WORK REQUIRED — Take every line from the material that has the word "распределения" in it.

RECORDS TO USE —
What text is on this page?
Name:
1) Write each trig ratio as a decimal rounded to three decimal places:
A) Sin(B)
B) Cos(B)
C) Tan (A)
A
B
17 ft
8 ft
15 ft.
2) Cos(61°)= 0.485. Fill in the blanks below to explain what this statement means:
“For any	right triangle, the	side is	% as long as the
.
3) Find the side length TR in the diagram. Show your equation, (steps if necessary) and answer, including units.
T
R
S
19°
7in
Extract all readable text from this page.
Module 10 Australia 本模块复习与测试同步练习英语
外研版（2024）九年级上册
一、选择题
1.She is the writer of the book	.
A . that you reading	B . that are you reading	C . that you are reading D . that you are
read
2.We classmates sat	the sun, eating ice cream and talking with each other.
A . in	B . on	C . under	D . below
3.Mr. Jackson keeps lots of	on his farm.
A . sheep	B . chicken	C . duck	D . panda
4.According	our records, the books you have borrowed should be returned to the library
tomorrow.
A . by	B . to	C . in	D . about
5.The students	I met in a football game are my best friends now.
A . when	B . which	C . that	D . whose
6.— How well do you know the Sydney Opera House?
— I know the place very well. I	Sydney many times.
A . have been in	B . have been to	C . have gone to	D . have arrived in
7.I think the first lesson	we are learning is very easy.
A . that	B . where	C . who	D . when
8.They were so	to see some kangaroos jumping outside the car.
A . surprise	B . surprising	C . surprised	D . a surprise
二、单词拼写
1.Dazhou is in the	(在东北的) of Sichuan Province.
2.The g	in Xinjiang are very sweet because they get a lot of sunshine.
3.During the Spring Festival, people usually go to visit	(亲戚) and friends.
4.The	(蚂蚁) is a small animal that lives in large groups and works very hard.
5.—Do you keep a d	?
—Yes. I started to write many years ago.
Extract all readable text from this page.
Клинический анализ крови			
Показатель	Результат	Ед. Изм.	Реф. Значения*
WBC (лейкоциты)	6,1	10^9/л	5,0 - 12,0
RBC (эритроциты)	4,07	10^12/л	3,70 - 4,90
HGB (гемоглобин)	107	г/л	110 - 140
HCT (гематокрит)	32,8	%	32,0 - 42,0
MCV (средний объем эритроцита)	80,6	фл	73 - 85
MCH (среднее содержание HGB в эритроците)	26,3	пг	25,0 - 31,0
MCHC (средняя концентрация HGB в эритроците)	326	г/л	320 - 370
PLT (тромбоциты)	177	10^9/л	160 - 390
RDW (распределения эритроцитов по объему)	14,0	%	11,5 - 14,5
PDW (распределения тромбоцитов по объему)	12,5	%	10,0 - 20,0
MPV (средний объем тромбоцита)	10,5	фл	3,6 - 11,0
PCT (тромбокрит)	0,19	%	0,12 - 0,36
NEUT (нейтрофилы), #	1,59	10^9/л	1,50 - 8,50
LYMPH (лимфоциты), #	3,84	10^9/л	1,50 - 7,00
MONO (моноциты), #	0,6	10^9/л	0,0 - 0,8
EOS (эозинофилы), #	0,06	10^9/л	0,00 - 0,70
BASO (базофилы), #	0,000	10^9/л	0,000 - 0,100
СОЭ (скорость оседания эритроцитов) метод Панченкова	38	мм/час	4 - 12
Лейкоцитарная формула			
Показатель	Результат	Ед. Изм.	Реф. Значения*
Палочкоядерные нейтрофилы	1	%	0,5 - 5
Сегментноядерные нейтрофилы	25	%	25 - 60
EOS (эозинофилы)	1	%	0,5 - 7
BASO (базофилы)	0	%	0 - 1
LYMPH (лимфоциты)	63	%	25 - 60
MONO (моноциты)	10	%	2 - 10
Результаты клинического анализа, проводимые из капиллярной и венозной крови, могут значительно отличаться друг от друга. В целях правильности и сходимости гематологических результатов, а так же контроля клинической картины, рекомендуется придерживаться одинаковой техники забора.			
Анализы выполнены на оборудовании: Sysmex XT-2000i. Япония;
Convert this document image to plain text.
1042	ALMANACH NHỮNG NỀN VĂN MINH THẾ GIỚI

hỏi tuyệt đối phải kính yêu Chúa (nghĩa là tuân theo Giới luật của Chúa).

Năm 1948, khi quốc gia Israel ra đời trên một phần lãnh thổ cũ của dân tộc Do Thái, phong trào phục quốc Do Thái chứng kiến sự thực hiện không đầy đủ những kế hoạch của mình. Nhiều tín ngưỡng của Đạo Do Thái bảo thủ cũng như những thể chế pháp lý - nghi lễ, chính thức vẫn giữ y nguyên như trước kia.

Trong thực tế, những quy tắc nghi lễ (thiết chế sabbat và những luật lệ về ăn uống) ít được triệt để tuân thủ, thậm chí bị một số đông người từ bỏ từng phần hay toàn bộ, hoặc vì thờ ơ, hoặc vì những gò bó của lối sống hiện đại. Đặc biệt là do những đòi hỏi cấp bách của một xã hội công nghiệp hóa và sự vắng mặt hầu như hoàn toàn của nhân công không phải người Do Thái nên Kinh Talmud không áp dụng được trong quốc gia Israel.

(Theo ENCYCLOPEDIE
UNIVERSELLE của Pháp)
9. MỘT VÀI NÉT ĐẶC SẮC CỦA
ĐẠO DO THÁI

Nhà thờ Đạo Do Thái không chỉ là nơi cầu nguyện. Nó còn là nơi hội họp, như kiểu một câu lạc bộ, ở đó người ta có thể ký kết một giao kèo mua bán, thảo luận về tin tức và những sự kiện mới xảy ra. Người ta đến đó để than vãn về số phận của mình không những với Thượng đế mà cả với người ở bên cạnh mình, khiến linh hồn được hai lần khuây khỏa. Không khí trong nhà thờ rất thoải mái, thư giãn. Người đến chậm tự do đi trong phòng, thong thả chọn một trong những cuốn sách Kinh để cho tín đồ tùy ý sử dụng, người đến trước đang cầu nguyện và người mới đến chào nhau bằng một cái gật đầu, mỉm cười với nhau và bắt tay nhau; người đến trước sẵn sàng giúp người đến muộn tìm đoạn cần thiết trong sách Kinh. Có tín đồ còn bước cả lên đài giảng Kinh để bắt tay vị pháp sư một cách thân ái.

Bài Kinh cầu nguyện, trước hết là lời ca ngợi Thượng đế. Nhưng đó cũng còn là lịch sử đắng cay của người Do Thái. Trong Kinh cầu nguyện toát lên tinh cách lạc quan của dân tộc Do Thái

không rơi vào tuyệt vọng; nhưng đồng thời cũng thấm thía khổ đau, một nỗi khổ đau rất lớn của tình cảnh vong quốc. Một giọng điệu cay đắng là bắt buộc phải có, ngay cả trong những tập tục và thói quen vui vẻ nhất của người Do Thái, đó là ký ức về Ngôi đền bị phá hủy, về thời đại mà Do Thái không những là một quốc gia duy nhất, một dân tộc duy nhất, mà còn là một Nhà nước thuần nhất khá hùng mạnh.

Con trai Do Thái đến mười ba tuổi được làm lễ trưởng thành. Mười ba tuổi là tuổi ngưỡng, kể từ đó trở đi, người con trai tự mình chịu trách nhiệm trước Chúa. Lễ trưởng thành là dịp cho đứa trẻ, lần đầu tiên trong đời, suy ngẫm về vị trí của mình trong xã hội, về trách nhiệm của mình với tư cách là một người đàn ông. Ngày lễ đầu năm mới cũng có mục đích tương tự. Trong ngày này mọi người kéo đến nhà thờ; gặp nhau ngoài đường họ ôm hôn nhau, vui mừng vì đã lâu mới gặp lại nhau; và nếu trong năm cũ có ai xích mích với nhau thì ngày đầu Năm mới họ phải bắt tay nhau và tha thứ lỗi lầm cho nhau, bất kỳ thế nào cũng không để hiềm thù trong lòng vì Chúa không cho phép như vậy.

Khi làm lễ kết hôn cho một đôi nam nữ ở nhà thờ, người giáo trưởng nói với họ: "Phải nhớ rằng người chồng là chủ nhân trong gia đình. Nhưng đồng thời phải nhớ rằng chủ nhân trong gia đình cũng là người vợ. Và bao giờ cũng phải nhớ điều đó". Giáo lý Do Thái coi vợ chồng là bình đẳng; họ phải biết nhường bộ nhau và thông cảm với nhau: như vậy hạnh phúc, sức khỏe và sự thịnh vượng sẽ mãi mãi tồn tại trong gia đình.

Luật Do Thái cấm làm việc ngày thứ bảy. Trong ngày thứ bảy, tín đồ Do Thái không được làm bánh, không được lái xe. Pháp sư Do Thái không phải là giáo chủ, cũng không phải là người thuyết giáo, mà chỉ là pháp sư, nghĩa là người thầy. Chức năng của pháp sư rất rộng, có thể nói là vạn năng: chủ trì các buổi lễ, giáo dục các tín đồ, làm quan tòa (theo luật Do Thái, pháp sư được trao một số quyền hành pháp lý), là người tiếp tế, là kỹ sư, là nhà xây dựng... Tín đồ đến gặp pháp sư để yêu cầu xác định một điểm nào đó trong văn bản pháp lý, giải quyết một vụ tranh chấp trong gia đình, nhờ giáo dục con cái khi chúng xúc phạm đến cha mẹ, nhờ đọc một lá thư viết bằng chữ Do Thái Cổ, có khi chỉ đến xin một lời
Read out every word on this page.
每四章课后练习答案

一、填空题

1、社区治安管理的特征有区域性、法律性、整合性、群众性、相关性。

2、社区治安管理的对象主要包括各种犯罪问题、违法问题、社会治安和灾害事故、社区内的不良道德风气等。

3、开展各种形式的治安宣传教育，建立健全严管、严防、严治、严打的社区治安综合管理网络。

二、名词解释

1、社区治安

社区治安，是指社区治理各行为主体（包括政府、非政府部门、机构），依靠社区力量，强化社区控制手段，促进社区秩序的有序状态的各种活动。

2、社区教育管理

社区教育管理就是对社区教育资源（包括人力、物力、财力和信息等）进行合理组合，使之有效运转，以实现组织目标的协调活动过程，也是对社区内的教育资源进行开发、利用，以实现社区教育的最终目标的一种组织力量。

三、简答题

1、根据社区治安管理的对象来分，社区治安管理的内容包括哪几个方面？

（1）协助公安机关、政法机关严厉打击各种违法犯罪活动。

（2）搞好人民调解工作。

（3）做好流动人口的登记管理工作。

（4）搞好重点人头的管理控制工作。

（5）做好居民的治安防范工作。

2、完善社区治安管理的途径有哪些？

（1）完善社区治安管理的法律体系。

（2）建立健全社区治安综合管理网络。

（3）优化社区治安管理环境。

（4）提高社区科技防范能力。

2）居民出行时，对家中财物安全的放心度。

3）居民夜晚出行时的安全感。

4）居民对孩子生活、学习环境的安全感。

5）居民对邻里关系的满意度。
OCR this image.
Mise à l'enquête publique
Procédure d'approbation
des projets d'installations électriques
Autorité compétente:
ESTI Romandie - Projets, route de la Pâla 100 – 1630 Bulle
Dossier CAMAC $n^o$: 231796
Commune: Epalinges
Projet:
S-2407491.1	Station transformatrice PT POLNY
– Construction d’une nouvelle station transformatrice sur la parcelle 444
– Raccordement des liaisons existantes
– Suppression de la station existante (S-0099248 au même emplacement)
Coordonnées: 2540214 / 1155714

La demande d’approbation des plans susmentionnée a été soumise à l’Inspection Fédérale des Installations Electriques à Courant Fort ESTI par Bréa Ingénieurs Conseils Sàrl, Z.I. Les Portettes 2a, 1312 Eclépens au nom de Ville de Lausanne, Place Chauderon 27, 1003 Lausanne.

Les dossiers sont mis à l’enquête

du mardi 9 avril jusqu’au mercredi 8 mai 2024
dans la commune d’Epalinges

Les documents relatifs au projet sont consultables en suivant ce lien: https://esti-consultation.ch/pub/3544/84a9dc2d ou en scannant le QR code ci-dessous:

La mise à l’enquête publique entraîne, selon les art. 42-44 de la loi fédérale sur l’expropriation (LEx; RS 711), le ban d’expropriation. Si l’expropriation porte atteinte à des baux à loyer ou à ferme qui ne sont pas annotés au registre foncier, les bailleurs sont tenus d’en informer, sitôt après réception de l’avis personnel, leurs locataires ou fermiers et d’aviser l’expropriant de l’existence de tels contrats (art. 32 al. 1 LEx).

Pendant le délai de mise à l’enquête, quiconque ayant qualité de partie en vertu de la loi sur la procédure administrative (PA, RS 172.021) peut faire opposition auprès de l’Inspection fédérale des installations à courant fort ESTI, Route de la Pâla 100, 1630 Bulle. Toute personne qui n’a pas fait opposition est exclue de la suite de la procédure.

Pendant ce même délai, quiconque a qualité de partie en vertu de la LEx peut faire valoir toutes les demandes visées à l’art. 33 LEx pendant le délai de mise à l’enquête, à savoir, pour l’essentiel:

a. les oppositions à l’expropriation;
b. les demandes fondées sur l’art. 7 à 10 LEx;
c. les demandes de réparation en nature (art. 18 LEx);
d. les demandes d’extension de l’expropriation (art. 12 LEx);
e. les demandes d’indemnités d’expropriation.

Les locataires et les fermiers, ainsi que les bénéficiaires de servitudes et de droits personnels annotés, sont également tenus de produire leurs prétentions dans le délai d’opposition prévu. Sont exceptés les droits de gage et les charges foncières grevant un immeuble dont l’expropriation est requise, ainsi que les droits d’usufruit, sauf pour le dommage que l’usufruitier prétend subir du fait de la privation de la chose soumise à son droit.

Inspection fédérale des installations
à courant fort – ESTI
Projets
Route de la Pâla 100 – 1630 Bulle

THE COMPLETED TASK —
RDW (распределения эритроцитов по объему)	14,0	%	11,5 - 14,5
PDW (распределения тромбоцитов по объему)	12,5	%	10,0 - 20,0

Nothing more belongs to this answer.